(Source data)
- - -
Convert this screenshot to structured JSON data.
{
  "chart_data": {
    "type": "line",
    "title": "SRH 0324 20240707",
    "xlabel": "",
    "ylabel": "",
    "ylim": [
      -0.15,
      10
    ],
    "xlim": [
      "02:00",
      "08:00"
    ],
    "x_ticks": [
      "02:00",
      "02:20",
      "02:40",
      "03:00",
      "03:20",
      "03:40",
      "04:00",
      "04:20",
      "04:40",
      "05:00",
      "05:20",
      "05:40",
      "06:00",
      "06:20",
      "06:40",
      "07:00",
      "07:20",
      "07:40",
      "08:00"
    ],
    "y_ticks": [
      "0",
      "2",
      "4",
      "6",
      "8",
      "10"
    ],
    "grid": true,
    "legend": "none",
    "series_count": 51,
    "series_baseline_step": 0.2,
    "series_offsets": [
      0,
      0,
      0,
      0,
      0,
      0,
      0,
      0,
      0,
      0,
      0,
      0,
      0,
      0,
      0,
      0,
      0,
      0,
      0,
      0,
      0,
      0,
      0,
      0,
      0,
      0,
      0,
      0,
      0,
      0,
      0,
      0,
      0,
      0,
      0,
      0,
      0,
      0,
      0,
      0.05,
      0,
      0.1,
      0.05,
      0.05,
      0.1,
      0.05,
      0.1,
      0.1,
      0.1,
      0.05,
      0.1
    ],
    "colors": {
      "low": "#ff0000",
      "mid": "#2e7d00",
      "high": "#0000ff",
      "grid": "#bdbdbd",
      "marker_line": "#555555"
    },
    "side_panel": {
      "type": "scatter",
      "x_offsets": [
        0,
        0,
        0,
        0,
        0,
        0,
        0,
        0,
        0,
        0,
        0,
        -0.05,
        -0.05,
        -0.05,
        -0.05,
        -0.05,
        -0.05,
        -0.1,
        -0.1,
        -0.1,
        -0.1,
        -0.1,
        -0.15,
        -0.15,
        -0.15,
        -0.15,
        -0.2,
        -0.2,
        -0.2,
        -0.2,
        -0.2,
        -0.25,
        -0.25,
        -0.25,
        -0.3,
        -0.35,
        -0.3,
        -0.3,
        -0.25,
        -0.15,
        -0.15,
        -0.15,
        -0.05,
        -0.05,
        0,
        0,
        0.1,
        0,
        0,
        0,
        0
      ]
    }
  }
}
- - -
- [AIM]: All of the data needs to be printed once more, exactly.

- [EXERCISE ANSWER]:
Convert this screenshot to structured JSON data.
{
  "chart_data": {
    "type": "line",
    "title": "SRH 0324 20240707",
    "xlabel": "",
    "ylabel": "",
    "ylim": [
      -0.15,
      10
    ],
    "xlim": [
      "02:00",
      "08:00"
    ],
    "x_ticks": [
      "02:00",
      "02:20",
      "02:40",
      "03:00",
      "03:20",
      "03:40",
      "04:00",
      "04:20",
      "04:40",
      "05:00",
      "05:20",
      "05:40",
      "06:00",
      "06:20",
      "06:40",
      "07:00",
      "07:20",
      "07:40",
      "08:00"
    ],
    "y_ticks": [
      "0",
      "2",
      "4",
      "6",
      "8",
      "10"
    ],
    "grid": true,
    "legend": "none",
    "series_count": 51,
    "series_baseline_step": 0.2,
    "series_offsets": [
      0,
      0,
      0,
      0,
      0,
      0,
      0,
      0,
      0,
      0,
      0,
      0,
      0,
      0,
      0,
      0,
      0,
      0,
      0,
      0,
      0,
      0,
      0,
      0,
      0,
      0,
      0,
      0,
      0,
      0,
      0,
      0,
      0,
      0,
      0,
      0,
      0,
      0,
      0,
      0.05,
      0,
      0.1,
      0.05,
      0.05,
      0.1,
      0.05,
      0.1,
      0.1,
      0.1,
      0.05,
      0.1
    ],
    "colors": {
      "low": "#ff0000",
      "mid": "#2e7d00",
      "high": "#0000ff",
      "grid": "#bdbdbd",
      "marker_line": "#555555"
    },
    "side_panel": {
      "type": "scatter",
      "x_offsets": [
        0,
        0,
        0,
        0,
        0,
        0,
        0,
        0,
        0,
        0,
        0,
        -0.05,
        -0.05,
        -0.05,
        -0.05,
        -0.05,
        -0.05,
        -0.1,
        -0.1,
        -0.1,
        -0.1,
        -0.1,
        -0.15,
        -0.15,
        -0.15,
        -0.15,
        -0.2,
        -0.2,
        -0.2,
        -0.2,
        -0.2,
        -0.25,
        -0.25,
        -0.25,
        -0.3,
        -0.35,
        -0.3,
        -0.3,
        -0.25,
        -0.15,
        -0.15,
        -0.15,
        -0.05,
        -0.05,
        0,
        0,
        0.1,
        0,
        0,
        0,
        0
      ]
    }
  }
}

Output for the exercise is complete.